* Brano:
La rivalutazione del patrimonio strumentale rappresentato dagli organi musicali in Italia è oramai una realtà incontrovertibile, i cui fondamenti sono oggetto di continui adattamenti.
Tra i meriti indiscussi della cosiddetta Orgelbewegung italiana v’è senza dubbio quello di aver creato i presupposti della presa di coscienza del valore e dell’importanza del mantenimento di beni tramandati attraverso le varie epoche. Il patrimonio di strumenti così ripristinati (intendendo con tale espressione tanto quelli restaurati secondo criteri meramente “conservativi” quanto quelli approntati secondo processi di “riqualificazione” più o meno importanti) è oggi di tutto rispetto; per certi versi, tale da aver messo in secondo piano l’indispensabile e altrettanto nobile arte della nuova costruzione, che si trova oggi a vivere un momento di grave difficoltà stanti la penuria di risorse economiche e la mancanza di idee.
È opportuno mantenere un riferimento preciso, utile per ogni disamina, individuabile nell’Adunanza Organistica Italiana di Trento del 1930, all’interno della quale trovarono ospitalità degli ideali che avevano preso le mosse nei sessant’anni che la precedettero. Fu, l’Adunanza, il vero momento di consapevolezza di processi e convergenze inevitabili, attuati negli anni precedenti grazie all’impegno e alla passione di artisti di grande spessore, che non lesinarono le loro risorse intellettuali, pur di far progredire quella realtà rappresentata dal nostro strumento.
Fu, l’Adunanza, con ogni probabilità anche l’inizio di una diversa concezione quanto a una possibile vita “laica” dell’organo, in Italia visto sino ad allora come strumento d’uso esclusivamente chiesastico-liturgico. Il momento del “concerto” trovava la sua giustificazione come complemento indispensabile della vita liturgica, realizzando così un modello di acculturamento generale certamente di grande valore che ha potuto sopravvivere sino ai nostri giorni. Ora, sarebbe troppo lungo esporre qui le ragioni di quanto appena evocato, ragioni che potrebbero magari essere oggetto di un futuro studio particolareggiato, al quale demandare ulteriori approfondimenti.
In questo processo inarrestabile di mutamenti e adattamenti, la parte “strumentale” rappresentata dal manufatto ha seguito fedelmente quanto si andava manifestando, accogliendo al suo interno testimonianze che spesso hanno rappresentato l’unica occasione di una nuova vitalità, senza la quale detti manufatti non avrebbero potuto sopravvivere. La necessità di perfezionare quanto ricevuto dalle generazioni precedenti - rifuggendo dunque la tentazione del semplice abbandono - ha fatto sì che i molti adattamenti si prestassero di volta in volta a confermare quell’evoluzione di “pensiero” e “linguaggio” alla quale i grandi artisti dell’epoca non potevano sottrarsi. Di tale processo, certo avvenuto non dall’oggi al domani, rimangono tracce che, in quanto tali, non possono essere ignorate ma, al contrario, devono poter godere a buon diritto dei principi di tutela dei quali tanto si parla in questa epoca e ritenuti come irrinunciabili, se vogliamo comprendere pienamente il significato del “prima” e “dopo” Adunanza, oltre che addentrarci meglio all’interno dei meandri della produzione musicale organistica di quegli anni.

* Elenco dei record:
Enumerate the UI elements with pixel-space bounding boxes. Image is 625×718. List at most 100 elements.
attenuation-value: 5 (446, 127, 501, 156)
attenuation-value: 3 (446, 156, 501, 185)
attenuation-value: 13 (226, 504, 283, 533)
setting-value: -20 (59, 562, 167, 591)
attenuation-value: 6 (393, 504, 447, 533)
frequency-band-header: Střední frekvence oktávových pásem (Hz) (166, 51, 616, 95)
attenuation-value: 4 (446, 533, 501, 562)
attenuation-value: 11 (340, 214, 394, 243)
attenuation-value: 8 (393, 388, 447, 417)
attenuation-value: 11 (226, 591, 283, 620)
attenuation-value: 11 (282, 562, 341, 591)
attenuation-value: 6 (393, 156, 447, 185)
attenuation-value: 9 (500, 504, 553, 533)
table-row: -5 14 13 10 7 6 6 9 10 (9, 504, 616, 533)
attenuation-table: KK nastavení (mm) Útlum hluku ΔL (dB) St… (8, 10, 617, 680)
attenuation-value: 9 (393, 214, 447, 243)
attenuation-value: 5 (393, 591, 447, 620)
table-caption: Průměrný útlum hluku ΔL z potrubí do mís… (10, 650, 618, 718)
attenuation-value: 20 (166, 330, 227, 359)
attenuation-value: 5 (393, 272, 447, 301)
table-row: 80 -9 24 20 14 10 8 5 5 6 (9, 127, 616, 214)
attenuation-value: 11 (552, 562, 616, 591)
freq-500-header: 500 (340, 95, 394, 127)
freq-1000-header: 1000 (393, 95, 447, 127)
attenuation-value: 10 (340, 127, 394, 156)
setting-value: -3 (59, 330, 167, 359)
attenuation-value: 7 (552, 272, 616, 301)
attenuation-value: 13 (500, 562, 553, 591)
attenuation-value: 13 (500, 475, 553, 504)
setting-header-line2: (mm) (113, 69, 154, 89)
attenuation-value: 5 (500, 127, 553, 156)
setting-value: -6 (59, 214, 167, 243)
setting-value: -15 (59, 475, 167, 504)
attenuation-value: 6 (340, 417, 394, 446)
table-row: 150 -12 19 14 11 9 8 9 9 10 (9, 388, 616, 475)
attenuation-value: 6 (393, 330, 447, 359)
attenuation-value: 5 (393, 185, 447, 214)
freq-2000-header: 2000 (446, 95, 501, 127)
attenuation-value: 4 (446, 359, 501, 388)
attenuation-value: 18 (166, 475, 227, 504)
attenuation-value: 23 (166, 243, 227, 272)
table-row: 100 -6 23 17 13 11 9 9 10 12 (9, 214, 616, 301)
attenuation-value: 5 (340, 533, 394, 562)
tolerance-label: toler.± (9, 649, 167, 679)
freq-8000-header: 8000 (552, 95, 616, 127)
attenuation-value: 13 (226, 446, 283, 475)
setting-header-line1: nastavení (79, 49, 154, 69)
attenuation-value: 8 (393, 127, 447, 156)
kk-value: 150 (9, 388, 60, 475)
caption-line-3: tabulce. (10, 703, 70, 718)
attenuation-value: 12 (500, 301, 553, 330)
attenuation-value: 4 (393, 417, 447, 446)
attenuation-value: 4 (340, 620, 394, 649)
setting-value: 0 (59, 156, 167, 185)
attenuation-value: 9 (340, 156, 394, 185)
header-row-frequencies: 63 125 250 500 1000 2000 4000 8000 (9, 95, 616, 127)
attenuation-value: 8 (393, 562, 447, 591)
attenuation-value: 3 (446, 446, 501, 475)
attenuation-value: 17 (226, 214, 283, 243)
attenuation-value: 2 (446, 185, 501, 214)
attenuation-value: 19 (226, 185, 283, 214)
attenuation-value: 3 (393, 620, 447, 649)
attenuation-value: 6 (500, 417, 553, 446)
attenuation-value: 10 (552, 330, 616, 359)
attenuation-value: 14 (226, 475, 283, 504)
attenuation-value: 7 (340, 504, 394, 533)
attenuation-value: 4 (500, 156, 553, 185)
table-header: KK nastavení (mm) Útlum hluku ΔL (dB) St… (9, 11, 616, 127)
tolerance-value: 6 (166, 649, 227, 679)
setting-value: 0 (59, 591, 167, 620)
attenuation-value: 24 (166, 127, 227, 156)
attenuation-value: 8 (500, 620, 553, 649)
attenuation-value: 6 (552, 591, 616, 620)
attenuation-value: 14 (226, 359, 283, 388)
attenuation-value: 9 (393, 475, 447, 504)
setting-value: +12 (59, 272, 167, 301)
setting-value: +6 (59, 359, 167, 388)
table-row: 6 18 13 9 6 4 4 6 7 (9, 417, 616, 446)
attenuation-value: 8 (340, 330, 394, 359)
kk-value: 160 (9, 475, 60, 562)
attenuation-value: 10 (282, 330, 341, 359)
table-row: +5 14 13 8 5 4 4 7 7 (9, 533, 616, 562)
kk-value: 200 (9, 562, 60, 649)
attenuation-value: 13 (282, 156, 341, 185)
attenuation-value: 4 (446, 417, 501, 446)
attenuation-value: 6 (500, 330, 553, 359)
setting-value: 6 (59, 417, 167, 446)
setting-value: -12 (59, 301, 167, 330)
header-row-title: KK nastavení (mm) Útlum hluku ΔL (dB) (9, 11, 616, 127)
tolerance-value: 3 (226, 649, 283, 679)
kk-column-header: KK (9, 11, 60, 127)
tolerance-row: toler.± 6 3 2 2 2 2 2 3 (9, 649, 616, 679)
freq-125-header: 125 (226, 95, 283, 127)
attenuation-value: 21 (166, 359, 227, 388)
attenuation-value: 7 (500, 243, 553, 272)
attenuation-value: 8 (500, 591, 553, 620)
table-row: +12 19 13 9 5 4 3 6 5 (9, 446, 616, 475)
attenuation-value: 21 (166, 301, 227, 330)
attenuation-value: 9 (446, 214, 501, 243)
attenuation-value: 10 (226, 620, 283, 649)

* Compiti da svolgere:
A) Ricopia parola per parola le righe dei record, partendo dalla prima e arrivando fino alla riga con "frequency-band-header: Střední frekvence", compresa.
B) Prosegui il brano sugli organi in Italia dal punto in cui si ferma.

* Le risposte:
A)
Enumerate the UI elements with pixel-space bounding boxes. Image is 625×718. List at most 100 elements.
attenuation-value: 5 (446, 127, 501, 156)
attenuation-value: 3 (446, 156, 501, 185)
attenuation-value: 13 (226, 504, 283, 533)
setting-value: -20 (59, 562, 167, 591)
attenuation-value: 6 (393, 504, 447, 533)
frequency-band-header: Střední frekvence oktávových pásem (Hz) (166, 51, 616, 95)

B)
Le motivazioni principali della cosiddetta “riforma” che portarono all’Adunanza del 1930 sono da trovarsi nella necessità di un ritorno all’essenzialità, alla semplicità di quanto praticato prima della temperie operistica del XIX secolo che tanto ha condizionato la produzione di strumenti dell’epoca in Italia, una volta concretizzatosi il modello “serassiano” di strumento/orchestra.
Partendo dall’Adunanza, sopraggiunse di lì a poco una “controriforma” le cui motivazioni si possono così sintetizzare:
- superamento del modello a tastiera unica e del conseguente impiego di registri spezzati, sino a quel momento imperante;
- pedaliera ridotta con prima ottava “scavezza” mancante di semitoni, con tasti troppo corti, di grave ostacolo all’esecuzione delle pagine importanti della letteratura organistica;
- fonica perennemente squilibrata tra “bassi” e “soprani”;
- “Ripieno” sovrastante su tutti gli altri registri, per importanza e sonorità pungenti.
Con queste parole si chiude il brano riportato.